Instruction: Set out every line bearing the string "деятельности".

Data excerpts
※

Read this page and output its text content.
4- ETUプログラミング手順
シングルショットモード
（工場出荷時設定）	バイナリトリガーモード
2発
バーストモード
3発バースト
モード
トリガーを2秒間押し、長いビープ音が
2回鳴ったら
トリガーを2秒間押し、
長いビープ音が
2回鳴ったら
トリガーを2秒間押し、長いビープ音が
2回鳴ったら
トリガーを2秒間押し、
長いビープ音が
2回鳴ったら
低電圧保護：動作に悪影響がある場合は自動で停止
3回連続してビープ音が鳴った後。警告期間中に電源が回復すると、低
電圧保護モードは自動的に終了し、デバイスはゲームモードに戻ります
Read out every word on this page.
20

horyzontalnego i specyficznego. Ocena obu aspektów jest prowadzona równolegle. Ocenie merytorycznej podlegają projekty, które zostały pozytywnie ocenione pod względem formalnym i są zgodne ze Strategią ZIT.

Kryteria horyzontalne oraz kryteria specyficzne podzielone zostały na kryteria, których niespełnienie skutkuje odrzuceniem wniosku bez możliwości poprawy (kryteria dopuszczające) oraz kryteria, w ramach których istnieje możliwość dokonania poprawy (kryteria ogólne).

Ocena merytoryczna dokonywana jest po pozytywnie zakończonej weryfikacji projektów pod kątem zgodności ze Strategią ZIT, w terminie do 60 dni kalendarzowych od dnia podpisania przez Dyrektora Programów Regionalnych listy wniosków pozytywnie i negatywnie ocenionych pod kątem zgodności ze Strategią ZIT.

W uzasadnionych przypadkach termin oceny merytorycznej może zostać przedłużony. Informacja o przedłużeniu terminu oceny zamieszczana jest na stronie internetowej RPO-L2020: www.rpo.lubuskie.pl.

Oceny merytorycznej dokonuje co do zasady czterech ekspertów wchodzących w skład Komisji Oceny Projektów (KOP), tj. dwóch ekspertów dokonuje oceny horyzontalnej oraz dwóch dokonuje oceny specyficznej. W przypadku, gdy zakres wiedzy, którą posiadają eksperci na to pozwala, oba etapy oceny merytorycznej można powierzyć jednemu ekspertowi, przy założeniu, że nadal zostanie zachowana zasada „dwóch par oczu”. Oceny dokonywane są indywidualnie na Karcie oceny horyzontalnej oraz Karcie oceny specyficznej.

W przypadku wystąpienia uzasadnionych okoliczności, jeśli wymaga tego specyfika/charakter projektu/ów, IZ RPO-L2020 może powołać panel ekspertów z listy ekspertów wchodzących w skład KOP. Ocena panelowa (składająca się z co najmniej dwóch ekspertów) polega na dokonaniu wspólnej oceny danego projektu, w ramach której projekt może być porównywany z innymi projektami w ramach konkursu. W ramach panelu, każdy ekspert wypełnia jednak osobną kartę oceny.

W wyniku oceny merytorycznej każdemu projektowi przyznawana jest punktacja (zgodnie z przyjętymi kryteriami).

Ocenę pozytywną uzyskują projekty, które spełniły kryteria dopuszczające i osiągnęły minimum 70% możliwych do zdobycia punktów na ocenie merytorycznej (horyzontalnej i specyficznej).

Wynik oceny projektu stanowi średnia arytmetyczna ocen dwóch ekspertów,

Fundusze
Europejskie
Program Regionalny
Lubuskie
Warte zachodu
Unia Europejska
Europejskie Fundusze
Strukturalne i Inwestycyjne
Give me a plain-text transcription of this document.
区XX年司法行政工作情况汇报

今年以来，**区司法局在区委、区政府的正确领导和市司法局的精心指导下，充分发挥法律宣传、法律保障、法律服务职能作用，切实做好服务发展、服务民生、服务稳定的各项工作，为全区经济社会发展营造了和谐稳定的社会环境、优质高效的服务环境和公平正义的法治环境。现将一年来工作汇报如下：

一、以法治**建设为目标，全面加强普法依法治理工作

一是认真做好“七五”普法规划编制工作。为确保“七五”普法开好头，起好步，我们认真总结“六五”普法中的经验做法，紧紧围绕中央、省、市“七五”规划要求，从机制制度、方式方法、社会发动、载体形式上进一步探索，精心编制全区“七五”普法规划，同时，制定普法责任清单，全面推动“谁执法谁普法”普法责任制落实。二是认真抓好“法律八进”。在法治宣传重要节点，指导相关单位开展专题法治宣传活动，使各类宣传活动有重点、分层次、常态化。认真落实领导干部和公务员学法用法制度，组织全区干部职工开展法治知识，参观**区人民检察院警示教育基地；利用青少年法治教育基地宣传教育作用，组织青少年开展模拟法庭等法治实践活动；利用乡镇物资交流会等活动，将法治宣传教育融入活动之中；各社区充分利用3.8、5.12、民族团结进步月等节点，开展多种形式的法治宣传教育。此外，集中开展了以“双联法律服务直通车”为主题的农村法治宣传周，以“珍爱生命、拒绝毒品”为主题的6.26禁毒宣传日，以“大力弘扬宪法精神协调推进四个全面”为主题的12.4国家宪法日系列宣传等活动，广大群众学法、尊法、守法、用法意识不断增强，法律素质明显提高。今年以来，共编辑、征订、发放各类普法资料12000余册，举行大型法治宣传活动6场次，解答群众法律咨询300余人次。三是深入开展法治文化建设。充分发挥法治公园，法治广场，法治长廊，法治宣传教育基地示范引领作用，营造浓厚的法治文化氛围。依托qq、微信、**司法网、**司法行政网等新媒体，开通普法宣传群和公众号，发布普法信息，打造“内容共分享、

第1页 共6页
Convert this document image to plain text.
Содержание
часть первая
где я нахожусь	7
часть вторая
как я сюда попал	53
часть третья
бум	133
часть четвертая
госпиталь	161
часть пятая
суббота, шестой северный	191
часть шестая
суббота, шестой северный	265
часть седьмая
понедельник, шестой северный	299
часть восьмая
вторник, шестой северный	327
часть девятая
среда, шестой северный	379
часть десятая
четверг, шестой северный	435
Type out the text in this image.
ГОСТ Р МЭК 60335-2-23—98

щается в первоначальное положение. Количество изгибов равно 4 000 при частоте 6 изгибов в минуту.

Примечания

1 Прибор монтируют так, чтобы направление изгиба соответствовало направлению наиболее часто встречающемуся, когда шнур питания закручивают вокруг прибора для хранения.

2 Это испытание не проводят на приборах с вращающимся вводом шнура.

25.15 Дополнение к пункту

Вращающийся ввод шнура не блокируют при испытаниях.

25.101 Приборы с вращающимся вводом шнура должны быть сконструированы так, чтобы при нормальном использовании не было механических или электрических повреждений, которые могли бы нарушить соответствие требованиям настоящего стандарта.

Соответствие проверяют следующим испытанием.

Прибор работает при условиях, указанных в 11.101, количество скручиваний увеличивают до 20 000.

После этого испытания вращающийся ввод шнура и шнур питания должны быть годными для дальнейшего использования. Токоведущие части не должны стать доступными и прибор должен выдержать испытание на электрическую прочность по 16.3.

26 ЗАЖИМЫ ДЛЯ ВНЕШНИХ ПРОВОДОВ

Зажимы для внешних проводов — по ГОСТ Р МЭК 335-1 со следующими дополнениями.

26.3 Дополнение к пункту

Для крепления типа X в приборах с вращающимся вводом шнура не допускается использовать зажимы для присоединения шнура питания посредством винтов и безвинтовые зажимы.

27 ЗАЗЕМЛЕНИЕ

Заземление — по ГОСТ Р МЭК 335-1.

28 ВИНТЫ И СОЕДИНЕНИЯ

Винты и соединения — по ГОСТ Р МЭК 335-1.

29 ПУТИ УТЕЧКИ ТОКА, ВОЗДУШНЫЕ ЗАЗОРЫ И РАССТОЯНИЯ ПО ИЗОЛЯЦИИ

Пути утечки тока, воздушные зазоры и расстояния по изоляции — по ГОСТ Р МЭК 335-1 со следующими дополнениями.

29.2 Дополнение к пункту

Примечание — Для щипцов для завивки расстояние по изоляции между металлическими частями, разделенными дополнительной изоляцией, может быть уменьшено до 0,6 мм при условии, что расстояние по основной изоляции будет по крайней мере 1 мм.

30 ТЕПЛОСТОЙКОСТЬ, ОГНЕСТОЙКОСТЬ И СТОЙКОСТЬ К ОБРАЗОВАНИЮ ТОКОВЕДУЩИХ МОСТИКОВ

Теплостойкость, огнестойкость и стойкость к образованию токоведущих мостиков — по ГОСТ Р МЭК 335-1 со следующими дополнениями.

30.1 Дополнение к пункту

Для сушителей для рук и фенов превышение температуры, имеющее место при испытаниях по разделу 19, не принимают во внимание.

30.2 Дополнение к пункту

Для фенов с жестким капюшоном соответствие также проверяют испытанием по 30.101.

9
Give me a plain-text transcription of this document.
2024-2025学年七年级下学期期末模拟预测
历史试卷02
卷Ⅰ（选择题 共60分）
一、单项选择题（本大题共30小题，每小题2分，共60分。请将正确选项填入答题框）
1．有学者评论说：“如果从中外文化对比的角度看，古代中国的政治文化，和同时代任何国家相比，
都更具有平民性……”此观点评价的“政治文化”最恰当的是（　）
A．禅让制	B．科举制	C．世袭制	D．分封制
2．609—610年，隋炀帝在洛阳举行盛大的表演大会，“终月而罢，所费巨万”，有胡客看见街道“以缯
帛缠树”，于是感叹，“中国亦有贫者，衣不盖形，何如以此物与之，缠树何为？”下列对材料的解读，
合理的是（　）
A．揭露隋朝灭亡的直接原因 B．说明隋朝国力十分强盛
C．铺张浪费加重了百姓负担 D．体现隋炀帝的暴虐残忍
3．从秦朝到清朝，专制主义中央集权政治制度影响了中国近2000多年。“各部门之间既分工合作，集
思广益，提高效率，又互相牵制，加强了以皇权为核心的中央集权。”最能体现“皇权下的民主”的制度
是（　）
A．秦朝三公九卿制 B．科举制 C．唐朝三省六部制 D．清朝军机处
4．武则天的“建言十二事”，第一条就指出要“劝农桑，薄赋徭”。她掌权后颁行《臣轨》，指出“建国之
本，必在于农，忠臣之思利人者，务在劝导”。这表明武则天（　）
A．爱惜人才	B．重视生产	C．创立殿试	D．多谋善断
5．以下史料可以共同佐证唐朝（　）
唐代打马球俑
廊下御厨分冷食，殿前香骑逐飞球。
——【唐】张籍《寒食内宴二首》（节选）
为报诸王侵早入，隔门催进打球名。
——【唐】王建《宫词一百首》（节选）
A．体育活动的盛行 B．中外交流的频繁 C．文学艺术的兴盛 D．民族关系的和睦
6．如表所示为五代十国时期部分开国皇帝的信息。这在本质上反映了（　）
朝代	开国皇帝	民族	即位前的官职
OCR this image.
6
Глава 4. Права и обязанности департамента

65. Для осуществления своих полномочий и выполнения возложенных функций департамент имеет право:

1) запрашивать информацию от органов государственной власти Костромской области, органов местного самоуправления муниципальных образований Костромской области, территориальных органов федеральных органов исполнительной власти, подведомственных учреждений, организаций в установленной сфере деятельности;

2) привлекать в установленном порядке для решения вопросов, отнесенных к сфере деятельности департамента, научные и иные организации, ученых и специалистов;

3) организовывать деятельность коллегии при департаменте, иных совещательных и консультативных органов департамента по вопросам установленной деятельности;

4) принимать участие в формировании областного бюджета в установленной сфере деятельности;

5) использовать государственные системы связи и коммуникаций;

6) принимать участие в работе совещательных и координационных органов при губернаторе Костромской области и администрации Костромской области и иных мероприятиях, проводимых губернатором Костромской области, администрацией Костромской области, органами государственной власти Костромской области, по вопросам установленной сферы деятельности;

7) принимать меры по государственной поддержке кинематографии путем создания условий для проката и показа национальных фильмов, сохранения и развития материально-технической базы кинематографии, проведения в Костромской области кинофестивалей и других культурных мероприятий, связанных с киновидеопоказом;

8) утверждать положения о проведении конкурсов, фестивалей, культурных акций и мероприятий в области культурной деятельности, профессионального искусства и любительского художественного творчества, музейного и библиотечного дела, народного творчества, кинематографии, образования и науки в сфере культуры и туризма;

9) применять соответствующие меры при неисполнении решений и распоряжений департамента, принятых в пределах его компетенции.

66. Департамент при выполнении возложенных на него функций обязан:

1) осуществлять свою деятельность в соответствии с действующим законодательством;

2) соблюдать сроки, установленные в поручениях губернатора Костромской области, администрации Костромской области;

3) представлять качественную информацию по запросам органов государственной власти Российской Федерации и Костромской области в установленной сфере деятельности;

※

Solution for this exercise:
1) запрашивать информацию от органов государственной власти Костромской области, органов местного самоуправления муниципальных образований Костромской области, территориальных органов федеральных органов исполнительной власти, подведомственных учреждений, организаций в установленной сфере деятельности;
2) привлекать в установленном порядке для решения вопросов, отнесенных к сфере деятельности департамента, научные и иные организации, ученых и специалистов;
3) организовывать деятельность коллегии при департаменте, иных совещательных и консультативных органов департамента по вопросам установленной деятельности;
4) принимать участие в формировании областного бюджета в установленной сфере деятельности;
6) принимать участие в работе совещательных и координационных органов при губернаторе Костромской области и администрации Костромской области и иных мероприятиях, проводимых губернатором Костромской области, администрацией Костромской области, органами государственной власти Костромской области, по вопросам установленной сферы деятельности;
8) утверждать положения о проведении конкурсов, фестивалей, культурных акций и мероприятий в области культурной деятельности, профессионального искусства и любительского художественного творчества, музейного и библиотечного дела, народного творчества, кинематографии, образования и науки в сфере культуры и туризма;
3) представлять качественную информацию по запросам органов государственной власти Российской Федерации и Костромской области в установленной сфере деятельности;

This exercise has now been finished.